>> Start Records provided

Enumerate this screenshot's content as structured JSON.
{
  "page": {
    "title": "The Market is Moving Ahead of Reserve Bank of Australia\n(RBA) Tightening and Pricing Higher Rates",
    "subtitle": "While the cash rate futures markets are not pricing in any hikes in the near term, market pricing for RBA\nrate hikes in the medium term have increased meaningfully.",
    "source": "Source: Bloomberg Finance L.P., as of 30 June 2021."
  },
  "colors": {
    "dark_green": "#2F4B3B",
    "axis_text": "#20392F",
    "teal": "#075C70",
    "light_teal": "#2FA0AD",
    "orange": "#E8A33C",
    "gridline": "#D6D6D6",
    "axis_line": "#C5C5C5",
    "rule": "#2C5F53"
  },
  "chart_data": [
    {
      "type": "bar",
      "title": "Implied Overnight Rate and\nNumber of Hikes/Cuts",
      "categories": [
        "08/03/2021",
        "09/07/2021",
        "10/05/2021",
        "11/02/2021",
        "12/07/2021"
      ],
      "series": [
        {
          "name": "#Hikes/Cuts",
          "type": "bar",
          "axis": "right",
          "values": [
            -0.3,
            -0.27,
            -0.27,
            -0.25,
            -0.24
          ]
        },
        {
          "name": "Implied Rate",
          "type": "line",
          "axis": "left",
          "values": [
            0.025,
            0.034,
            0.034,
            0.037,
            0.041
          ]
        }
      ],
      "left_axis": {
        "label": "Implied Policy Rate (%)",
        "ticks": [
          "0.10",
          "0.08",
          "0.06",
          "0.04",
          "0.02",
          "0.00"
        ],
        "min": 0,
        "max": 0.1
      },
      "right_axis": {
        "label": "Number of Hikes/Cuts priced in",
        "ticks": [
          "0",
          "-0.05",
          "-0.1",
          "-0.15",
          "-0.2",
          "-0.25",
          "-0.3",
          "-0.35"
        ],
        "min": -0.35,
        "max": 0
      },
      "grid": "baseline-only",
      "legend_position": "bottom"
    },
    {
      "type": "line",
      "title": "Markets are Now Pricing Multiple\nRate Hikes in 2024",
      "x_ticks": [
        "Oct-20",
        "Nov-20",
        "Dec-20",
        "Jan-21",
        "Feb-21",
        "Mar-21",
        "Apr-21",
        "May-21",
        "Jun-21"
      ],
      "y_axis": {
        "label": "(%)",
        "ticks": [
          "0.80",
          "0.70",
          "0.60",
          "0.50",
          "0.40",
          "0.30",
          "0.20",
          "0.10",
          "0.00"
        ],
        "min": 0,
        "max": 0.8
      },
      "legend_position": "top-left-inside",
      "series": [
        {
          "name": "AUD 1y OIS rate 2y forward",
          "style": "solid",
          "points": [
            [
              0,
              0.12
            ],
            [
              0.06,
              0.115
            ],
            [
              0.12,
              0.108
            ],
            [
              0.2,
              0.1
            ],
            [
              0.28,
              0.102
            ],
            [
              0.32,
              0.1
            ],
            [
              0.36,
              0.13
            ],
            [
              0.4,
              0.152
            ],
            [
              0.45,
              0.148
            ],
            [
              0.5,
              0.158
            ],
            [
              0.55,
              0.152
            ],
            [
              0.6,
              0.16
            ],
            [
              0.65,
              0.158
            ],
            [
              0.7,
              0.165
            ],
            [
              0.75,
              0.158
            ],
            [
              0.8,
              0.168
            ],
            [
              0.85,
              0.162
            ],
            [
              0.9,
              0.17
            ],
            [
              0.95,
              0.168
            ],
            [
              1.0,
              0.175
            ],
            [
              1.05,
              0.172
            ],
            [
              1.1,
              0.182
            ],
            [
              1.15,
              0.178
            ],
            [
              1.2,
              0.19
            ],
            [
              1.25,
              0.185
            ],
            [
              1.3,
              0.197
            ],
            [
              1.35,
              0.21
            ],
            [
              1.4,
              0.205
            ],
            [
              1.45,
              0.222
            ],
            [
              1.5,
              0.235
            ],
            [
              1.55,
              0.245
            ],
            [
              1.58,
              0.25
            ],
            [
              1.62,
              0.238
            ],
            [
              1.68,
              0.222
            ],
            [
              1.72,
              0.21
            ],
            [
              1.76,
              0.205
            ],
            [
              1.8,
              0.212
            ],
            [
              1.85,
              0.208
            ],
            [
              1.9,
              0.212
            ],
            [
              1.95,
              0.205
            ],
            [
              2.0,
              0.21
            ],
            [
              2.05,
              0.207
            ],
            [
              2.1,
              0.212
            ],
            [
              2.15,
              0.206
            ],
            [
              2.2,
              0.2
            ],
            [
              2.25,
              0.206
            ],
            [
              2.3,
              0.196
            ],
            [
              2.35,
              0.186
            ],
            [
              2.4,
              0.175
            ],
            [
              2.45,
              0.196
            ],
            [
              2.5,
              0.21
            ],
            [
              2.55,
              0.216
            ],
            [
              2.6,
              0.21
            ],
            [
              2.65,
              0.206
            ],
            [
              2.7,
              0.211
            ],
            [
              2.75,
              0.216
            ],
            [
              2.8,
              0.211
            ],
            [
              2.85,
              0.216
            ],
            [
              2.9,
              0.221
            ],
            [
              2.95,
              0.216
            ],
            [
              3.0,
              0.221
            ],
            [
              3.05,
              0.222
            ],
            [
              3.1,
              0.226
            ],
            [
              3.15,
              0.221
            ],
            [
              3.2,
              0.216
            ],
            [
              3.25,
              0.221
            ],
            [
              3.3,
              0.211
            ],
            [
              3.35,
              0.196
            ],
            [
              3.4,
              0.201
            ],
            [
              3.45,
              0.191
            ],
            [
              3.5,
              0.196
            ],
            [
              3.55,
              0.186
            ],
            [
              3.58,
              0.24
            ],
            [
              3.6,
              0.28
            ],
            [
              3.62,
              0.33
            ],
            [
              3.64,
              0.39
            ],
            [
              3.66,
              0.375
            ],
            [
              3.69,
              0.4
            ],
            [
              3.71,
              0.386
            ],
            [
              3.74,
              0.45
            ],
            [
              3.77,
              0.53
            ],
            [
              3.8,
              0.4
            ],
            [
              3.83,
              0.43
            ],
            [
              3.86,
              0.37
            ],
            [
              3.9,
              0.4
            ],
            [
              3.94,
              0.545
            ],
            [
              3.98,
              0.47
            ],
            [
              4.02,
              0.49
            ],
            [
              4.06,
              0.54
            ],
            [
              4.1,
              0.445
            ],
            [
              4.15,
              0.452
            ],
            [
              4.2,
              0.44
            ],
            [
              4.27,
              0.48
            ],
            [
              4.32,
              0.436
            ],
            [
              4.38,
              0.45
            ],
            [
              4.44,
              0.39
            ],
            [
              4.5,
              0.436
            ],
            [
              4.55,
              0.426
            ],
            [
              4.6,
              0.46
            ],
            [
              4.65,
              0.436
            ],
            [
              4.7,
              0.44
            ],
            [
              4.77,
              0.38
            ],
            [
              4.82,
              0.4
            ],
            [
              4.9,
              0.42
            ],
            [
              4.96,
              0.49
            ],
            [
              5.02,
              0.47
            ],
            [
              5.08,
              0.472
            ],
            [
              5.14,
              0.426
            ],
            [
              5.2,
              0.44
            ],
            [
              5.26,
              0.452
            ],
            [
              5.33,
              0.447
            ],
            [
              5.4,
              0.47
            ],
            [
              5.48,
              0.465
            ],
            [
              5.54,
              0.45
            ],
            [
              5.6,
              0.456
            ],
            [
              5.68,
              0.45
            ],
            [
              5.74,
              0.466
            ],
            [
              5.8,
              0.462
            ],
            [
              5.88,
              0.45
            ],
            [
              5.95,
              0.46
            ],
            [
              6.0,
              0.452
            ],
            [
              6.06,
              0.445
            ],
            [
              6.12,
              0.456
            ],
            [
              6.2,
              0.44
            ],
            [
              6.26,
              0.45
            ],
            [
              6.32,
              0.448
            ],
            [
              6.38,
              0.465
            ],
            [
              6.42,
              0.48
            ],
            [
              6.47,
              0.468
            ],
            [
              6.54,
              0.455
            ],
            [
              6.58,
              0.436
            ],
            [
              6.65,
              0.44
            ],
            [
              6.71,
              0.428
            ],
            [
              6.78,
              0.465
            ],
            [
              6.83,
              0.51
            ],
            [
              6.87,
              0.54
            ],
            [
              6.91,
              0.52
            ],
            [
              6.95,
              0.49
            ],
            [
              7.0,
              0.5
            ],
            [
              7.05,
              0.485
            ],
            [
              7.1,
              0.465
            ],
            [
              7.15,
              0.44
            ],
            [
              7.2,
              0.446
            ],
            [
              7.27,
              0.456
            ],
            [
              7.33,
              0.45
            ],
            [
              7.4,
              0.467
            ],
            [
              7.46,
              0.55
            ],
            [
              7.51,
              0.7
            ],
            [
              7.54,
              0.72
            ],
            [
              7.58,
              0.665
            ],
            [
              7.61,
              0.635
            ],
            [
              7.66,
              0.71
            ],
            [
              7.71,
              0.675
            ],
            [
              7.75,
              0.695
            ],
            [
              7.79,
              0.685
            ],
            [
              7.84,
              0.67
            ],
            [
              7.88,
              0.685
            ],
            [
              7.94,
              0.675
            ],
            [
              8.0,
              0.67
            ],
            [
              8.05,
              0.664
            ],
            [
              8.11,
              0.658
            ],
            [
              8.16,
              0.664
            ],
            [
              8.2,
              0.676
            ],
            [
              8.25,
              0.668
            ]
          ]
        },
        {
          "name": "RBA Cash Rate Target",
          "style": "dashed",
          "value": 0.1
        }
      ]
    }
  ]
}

>> End Records provided

**Written exercise**
In the entries above, find every line with the word "type" and list it.

**Final result**
      "type": "bar",
          "type": "bar",
          "type": "line",
      "type": "line",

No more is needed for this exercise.